Dwa miesiące temu, biskup Wilton Gregory, przewodniczący Konferencji Biskupów Katolickich Stanów Zjednoczonych, skierował do prezydenta George'a Busha list, w którym z zadowoleniem powitał starania o to, by uwagę świata skoncentrować na irackiej odmowie dostosowania się do kilku rezolucji Organizacji Narodów Zjednoczonych w ostatnich jedenastu latach oraz na dążeniu tego kraju do posiadania broni masowego rażenia. W liście tym, napisanym z upoważnienia Komisji Administracyjnej Biskupów Stanów Zjednoczonych, poruszone zostały poważne kwestie dotyczące moralnego prawa do zastosowania wyprzedzającego, jednostronnego użycia sił wojskowych w celu obalenia irackiego rządu. Jako ciało kolegialne, sami podejmujemy kwestie i obawy poruszone w liście biskupa Gregory'ego, biorąc pod uwagę późniejszy rozwój wydarzeń, szczególnie jednomyślne działanie Rady Bezpieczeństwa Organizacji Narodów Zjednoczonych z 8 listopada.

Nie mamy żadnych złudzeń co do postępowania i zamierzeń rządu irackiego. Władze Iraku muszą zakończyć represje w kraju, przestać zagrażać swoim sąsiadom, wstrzymać jakąkolwiek pomoc dla terrorystów, porzucić wysiłki na rzecz skonstruowania broni masowego rażenia oraz zniszczyć całą posiadaną już tego typu broń. Z zadowoleniem przyjmujemy fakt, że ONZ pracuje nad podjęciem na nowo przez Radę Bezpieczeństwa niedawnych działań, mających na celu zagwarantowanie wypełnienia przez Irak jego zobowiązań rozbrojeniowych. Razem z innymi nalegamy na Irak, by w pełni dostosował się do tej ostatniej rezolucji Rady Bezpieczeństwa. Gorąco modlimy się, by wszystkie zaangażowane strony działały w sposób gwarantujący, że kroki poczynione przez ONZ nie będą zwyczajnie wstępem do wojny, lecz sposobem na jej uniknięcie.

▶ _Wyodrębnione dane_

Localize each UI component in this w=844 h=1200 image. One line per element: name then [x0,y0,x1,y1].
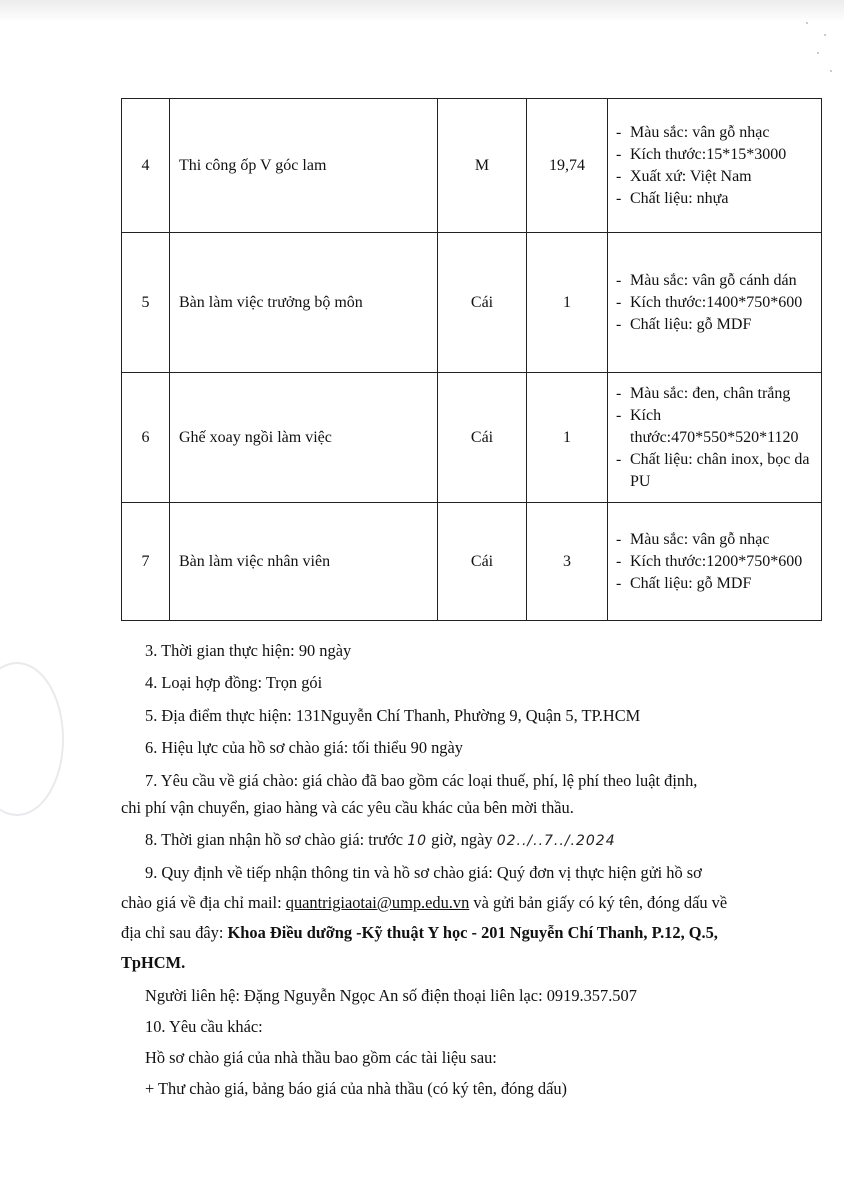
section-9-address: Khoa Điều dưỡng -Kỹ thuật Y học - 201 Nguyễn Chí Thanh, P.12, Q.5, [227,923,718,942]
item-unit: Cái [438,233,527,373]
section-3: 3. Thời gian thực hiện: 90 ngày [145,641,352,660]
scan-speck [806,22,808,24]
scan-speck [830,70,832,72]
item-unit: M [438,99,527,233]
item-specs [608,373,822,503]
items-table [121,98,822,621]
item-number: 5 [122,233,170,373]
section-7-line1: 7. Yêu cầu về giá chào: giá chào đã bao gồm các loại thuế, phí, lệ phí theo luật định, [145,771,698,790]
scan-speck [824,34,826,36]
spec-item: - Chất liệu: gỗ MDF [616,573,815,595]
section-9-line2 [121,892,821,914]
section-6: 6. Hiệu lực của hồ sơ chào giá: tối thiểu 90 ngày [145,738,463,757]
item-quantity: 1 [527,233,608,373]
table-row [122,99,822,233]
item-specs [608,233,822,373]
table-row [122,373,822,503]
email-link[interactable]: quantrigiaotai@ump.edu.vn [285,893,470,912]
section-10-intro: Hồ sơ chào giá của nhà thầu bao gồm các tài liệu sau: [145,1048,497,1067]
item-number: 6 [122,373,170,503]
spec-item: - Chất liệu: nhựa [616,188,815,210]
faded-stamp [0,662,64,816]
scan-speck [817,52,819,54]
spec-item: - Kích thước:470*550*520*1120 [616,405,815,449]
section-7-line2: chi phí vận chuyển, giao hàng và các yêu cầu khác của bên mời thầu. [121,798,574,817]
spec-item: - Kích thước:1400*750*600 [616,292,815,314]
spec-list [616,270,815,336]
section-9-line1: 9. Quy định về tiếp nhận thông tin và hồ sơ chào giá: Quý đơn vị thực hiện gửi hồ sơ [145,863,702,882]
section-8 [145,829,821,852]
item-specs [608,503,822,621]
spec-list [616,529,815,595]
item-quantity: 3 [527,503,608,621]
contact-line: Người liên hệ: Đặng Nguyễn Ngọc An số điện thoại liên lạc: 0919.357.507 [145,986,637,1005]
spec-item: - Màu sắc: vân gỗ cánh dán [616,270,815,292]
item-specs [608,99,822,233]
table-row [122,233,822,373]
spec-item: - Màu sắc: vân gỗ nhạc [616,122,815,144]
item-name: Ghế xoay ngồi làm việc [170,373,438,503]
spec-item: - Xuất xứ: Việt Nam [616,166,815,188]
section-9-line3 [121,922,821,944]
section-9-mail-suffix: và gửi bản giấy có ký tên, đóng dấu về [469,893,728,912]
handwritten-date: 02../..7../.2024 [496,833,616,849]
section-9-address-label: địa chỉ sau đây: [121,923,228,942]
item-name: Bàn làm việc nhân viên [170,503,438,621]
section-5: 5. Địa điểm thực hiện: 131Nguyễn Chí Thanh, Phường 9, Quận 5, TP.HCM [145,706,641,725]
spec-item: - Chất liệu: chân inox, bọc da PU [616,449,815,493]
spec-item: - Kích thước:1200*750*600 [616,551,815,573]
spec-item: - Màu sắc: vân gỗ nhạc [616,529,815,551]
item-unit: Cái [438,503,527,621]
spec-item: - Màu sắc: đen, chân trắng [616,383,815,405]
item-number: 7 [122,503,170,621]
item-unit: Cái [438,373,527,503]
spec-list [616,122,815,210]
section-9-line4: TpHCM. [121,953,186,972]
section-10-item-1: + Thư chào giá, bảng báo giá của nhà thầu (có ký tên, đóng dấu) [145,1079,567,1098]
scan-shadow [0,0,844,22]
spec-item: - Kích thước:15*15*3000 [616,144,815,166]
section-8-mid: giờ, ngày [427,830,497,849]
item-name: Thi công ốp V góc lam [170,99,438,233]
item-quantity: 1 [527,373,608,503]
section-10: 10. Yêu cầu khác: [145,1017,263,1036]
spec-list [616,383,815,493]
section-8-prefix: 8. Thời gian nhận hồ sơ chào giá: trước [145,830,408,849]
item-name: Bàn làm việc trưởng bộ môn [170,233,438,373]
section-9-mail-label: chào giá về địa chỉ mail: [121,893,286,912]
section-4: 4. Loại hợp đồng: Trọn gói [145,673,323,692]
spec-item: - Chất liệu: gỗ MDF [616,314,815,336]
table-row [122,503,822,621]
item-quantity: 19,74 [527,99,608,233]
handwritten-hour: 10 [407,833,428,849]
item-number: 4 [122,99,170,233]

▶ _Polecenie 1_
Według tekstu o Iraku, do kogo biskup Wilton Gregory skierował list?
▶ _Polecenie 2_
Przytocz dosłownie fragment tekstu o Iraku od słów „Nie mamy żadnych” aż do słów „na jej uniknięcie.” włącznie.

▶ _Odpowiedź 1_
Do prezydenta George'a Busha.

▶ _Odpowiedź 2_
Nie mamy żadnych złudzeń co do postępowania i zamierzeń rządu irackiego. Władze Iraku muszą zakończyć represje w kraju, przestać zagrażać swoim sąsiadom, wstrzymać jakąkolwiek pomoc dla terrorystów, porzucić wysiłki na rzecz skonstruowania broni masowego rażenia oraz zniszczyć całą posiadaną już tego typu broń. Z zadowoleniem przyjmujemy fakt, że ONZ pracuje nad podjęciem na nowo przez Radę Bezpieczeństwa niedawnych działań, mających na celu zagwarantowanie wypełnienia przez Irak jego zobowiązań rozbrojeniowych. Razem z innymi nalegamy na Irak, by w pełni dostosował się do tej ostatniej rezolucji Rady Bezpieczeństwa. Gorąco modlimy się, by wszystkie zaangażowane strony działały w sposób gwarantujący, że kroki poczynione przez ONZ nie będą zwyczajnie wstępem do wojny, lecz sposobem na jej uniknięcie.